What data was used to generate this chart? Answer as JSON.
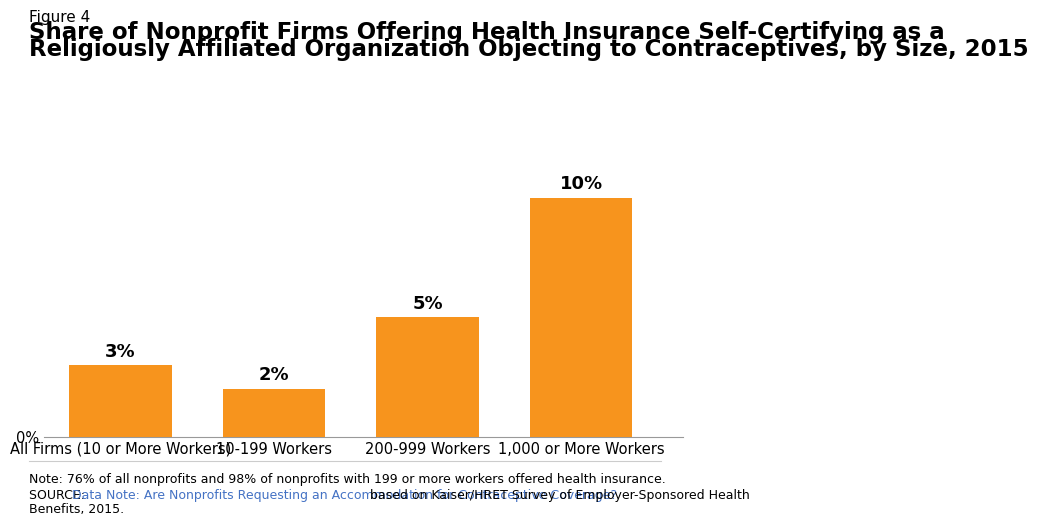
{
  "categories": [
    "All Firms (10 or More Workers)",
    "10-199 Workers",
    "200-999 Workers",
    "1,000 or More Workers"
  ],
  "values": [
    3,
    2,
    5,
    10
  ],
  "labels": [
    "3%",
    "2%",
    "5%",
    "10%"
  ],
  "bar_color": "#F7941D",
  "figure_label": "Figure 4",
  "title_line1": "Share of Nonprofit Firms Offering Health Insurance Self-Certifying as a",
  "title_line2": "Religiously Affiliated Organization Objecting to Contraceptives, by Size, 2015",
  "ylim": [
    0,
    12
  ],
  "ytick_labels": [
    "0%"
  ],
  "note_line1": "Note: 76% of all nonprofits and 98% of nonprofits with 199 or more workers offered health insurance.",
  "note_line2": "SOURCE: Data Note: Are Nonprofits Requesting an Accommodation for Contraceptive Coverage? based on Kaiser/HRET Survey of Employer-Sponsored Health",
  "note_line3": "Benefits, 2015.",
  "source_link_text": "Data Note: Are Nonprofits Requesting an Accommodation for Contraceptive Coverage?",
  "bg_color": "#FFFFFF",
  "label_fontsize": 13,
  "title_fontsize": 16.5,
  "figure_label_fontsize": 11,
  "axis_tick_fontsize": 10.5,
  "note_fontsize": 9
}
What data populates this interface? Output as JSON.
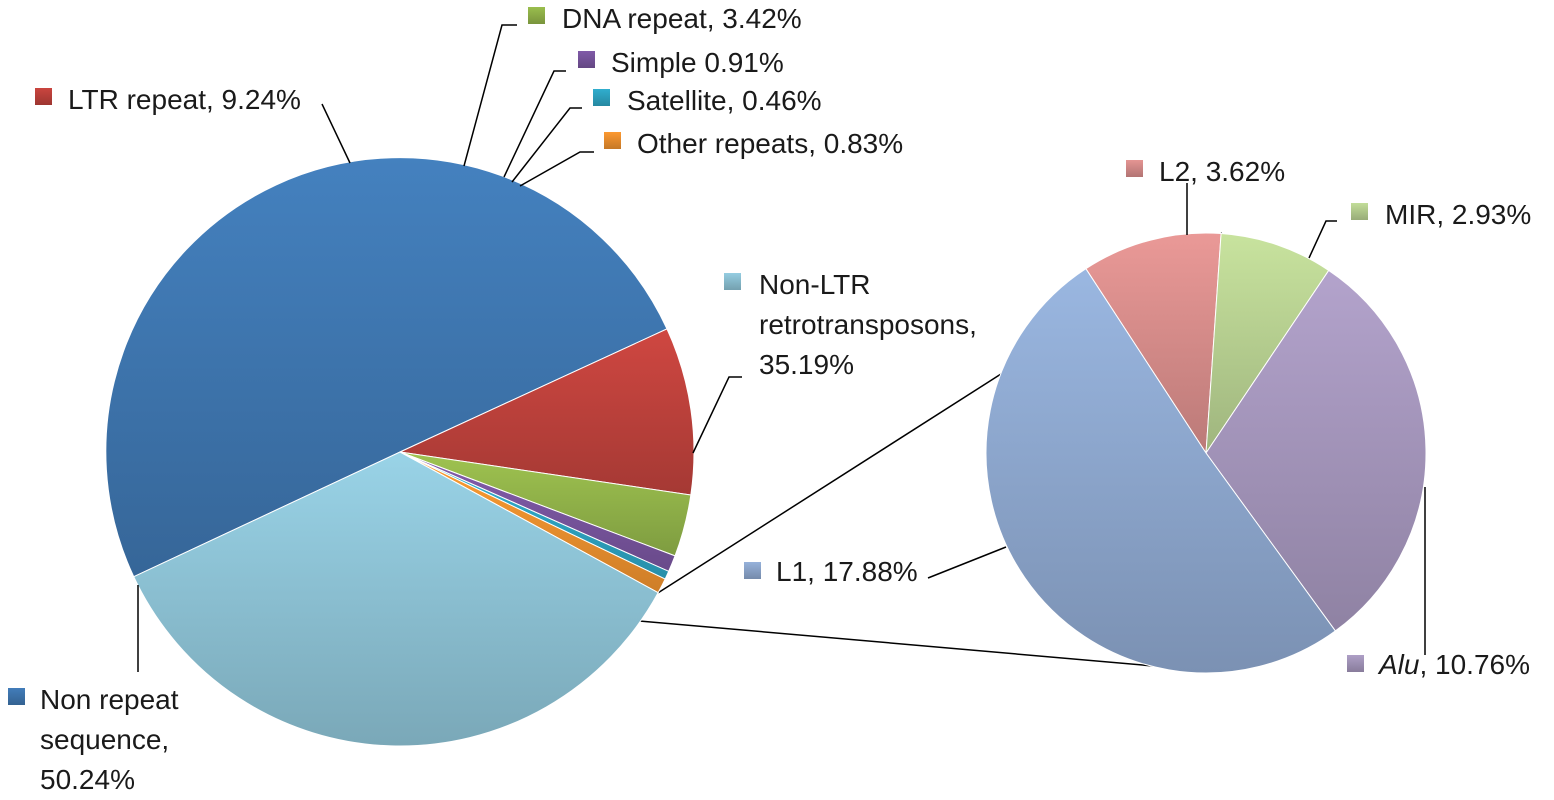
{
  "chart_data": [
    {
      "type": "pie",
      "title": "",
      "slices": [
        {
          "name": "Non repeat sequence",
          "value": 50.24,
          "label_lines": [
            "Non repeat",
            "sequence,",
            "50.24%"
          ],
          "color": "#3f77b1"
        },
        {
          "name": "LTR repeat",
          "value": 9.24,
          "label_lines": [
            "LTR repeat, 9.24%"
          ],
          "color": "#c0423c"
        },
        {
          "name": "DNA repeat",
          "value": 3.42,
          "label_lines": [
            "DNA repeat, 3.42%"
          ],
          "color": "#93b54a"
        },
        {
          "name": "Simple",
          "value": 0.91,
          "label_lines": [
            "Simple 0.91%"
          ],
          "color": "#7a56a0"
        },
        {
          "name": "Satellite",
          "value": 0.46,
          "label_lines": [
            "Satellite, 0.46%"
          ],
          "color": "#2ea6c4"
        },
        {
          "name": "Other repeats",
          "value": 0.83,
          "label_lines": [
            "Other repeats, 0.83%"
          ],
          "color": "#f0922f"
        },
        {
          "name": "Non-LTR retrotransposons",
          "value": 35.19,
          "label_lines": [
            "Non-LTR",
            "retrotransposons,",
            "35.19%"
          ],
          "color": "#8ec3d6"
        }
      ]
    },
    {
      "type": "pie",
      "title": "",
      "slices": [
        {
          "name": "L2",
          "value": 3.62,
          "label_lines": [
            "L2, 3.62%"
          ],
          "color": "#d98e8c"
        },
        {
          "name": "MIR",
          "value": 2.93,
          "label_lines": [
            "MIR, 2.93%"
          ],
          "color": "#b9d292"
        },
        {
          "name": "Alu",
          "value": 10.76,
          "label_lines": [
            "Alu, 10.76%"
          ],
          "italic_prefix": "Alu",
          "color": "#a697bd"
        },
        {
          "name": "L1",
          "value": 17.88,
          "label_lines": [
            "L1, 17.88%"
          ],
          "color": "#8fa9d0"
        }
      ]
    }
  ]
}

--

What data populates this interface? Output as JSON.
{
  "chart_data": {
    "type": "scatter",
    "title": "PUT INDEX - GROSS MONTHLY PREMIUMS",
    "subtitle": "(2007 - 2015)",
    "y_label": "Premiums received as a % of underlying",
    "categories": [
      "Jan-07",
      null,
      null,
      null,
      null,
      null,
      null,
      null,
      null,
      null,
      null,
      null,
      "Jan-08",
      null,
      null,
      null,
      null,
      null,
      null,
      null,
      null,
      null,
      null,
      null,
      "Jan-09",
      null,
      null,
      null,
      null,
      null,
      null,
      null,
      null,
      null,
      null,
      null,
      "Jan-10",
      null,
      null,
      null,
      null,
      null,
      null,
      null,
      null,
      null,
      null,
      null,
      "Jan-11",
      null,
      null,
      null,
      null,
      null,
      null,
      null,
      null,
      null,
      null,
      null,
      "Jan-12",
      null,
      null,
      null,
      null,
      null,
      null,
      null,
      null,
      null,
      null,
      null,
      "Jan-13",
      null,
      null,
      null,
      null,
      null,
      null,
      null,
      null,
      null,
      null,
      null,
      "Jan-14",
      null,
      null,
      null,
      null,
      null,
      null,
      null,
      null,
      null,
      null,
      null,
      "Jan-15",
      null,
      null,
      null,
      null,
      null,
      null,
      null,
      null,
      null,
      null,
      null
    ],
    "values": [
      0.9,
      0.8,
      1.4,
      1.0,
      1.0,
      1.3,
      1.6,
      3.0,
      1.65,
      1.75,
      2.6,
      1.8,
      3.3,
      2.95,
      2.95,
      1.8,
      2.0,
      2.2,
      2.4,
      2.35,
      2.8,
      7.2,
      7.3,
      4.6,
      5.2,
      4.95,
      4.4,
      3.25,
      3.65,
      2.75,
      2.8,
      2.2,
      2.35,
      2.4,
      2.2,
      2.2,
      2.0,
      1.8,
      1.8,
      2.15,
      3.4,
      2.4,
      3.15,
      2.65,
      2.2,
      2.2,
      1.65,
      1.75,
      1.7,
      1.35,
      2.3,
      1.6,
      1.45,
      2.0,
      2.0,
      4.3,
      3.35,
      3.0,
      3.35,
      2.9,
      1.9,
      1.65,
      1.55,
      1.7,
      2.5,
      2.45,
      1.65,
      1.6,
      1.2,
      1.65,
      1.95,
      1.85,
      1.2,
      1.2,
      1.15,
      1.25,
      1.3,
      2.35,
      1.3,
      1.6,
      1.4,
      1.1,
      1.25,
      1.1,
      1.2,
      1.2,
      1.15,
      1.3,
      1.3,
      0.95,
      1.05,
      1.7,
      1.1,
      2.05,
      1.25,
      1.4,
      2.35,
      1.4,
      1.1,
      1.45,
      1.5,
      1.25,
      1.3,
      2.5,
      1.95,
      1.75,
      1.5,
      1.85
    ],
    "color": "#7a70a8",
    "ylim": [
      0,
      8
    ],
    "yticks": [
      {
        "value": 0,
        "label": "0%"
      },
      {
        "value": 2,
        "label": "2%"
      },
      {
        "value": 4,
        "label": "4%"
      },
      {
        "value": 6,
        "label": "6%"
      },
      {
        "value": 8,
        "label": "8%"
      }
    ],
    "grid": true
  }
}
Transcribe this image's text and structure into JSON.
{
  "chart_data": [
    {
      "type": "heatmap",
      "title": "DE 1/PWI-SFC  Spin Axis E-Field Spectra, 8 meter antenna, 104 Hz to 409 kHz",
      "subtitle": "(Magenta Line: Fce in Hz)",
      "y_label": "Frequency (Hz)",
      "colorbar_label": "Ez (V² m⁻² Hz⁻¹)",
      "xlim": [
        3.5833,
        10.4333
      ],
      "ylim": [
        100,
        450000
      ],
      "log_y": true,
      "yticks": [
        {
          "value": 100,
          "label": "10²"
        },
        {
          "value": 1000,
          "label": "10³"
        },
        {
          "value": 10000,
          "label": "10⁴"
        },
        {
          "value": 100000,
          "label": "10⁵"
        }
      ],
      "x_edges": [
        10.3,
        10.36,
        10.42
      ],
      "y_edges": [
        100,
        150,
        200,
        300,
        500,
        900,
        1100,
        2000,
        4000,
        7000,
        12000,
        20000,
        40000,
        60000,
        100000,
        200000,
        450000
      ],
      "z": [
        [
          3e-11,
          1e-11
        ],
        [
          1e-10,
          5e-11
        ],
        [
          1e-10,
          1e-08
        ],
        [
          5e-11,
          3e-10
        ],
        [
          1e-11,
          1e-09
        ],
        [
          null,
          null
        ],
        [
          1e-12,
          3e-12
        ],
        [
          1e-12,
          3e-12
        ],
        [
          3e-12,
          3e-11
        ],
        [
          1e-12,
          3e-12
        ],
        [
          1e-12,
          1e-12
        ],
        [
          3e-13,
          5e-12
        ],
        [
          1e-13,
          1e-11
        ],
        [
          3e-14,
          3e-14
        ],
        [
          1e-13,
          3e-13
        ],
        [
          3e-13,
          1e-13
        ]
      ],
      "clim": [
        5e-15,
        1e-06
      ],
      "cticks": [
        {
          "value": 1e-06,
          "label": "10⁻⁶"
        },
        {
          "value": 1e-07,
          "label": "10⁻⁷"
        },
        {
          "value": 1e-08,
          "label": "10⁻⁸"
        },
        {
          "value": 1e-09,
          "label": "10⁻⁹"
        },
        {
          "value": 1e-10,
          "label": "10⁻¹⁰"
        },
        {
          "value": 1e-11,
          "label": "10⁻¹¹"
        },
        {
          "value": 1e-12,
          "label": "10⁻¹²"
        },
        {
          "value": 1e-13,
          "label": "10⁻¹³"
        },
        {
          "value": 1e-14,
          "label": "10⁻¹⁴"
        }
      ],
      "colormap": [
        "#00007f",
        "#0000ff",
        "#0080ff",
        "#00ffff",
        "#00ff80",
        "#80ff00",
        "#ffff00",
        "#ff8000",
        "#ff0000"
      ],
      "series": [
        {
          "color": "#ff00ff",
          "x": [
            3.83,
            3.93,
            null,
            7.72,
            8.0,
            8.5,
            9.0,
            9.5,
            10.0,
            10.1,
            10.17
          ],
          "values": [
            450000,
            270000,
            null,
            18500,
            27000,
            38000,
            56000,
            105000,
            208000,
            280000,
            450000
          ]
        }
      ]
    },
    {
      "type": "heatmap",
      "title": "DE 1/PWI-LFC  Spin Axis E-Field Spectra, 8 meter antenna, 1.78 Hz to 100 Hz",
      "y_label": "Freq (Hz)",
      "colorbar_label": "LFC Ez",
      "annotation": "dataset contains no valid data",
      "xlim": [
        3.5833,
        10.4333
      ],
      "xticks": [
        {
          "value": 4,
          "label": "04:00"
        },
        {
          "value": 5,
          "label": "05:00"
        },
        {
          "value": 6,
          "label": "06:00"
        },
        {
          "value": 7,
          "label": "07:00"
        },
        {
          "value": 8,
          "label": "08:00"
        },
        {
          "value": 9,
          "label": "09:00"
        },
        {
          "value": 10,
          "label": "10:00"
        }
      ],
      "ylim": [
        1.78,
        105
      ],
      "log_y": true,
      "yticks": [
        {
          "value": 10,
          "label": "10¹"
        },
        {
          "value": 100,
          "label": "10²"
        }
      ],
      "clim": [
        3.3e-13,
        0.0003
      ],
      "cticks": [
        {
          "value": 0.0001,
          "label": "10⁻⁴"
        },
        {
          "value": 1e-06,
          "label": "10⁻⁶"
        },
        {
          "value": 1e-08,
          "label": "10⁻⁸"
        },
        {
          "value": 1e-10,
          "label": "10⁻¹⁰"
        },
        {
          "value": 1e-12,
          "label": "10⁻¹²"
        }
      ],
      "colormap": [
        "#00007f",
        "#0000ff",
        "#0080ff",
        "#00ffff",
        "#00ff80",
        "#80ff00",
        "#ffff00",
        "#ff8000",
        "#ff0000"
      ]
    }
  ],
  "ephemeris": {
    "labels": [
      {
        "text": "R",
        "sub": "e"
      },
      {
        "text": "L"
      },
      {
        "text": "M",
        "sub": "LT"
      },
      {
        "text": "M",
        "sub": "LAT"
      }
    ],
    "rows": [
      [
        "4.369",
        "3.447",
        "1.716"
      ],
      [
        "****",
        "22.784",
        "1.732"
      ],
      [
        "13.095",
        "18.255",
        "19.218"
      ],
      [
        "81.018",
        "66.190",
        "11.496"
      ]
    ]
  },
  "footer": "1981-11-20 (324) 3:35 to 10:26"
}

→ **Task directions**
Say how many lines in the records contain the string "antenna", and say nothing else.

→ **Solution**
2